State how many lines of the records contain the string "Polygon". Reply with the number alone.

Stored records:
►
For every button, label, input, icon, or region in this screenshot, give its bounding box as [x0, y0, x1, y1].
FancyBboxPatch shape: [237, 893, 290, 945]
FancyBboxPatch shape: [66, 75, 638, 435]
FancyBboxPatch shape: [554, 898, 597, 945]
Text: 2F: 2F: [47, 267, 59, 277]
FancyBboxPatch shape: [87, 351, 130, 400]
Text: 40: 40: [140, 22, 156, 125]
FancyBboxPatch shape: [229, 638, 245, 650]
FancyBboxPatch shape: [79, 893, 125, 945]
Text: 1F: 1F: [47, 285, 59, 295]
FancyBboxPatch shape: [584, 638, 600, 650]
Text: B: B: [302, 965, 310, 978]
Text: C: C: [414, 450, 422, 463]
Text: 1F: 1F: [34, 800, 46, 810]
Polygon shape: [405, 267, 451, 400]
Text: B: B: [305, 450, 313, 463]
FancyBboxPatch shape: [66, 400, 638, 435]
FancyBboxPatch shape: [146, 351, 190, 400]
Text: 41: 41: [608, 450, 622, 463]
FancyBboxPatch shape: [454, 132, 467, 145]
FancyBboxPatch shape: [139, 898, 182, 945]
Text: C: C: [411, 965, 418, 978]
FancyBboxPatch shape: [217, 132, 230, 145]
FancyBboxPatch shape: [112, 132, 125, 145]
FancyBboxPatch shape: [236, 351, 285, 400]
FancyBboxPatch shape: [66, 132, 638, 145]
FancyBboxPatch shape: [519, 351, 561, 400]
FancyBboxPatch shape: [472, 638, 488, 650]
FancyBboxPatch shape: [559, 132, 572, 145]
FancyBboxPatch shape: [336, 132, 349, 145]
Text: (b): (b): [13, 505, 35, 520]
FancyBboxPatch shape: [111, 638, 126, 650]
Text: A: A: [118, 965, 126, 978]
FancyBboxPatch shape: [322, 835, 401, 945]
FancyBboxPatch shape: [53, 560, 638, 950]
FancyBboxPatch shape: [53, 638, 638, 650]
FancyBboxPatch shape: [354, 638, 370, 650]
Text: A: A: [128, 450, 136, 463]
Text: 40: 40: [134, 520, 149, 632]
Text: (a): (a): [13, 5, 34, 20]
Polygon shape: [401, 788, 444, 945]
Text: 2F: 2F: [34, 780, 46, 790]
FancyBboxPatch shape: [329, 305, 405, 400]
◄
RESPONSE TO THIS TASK
2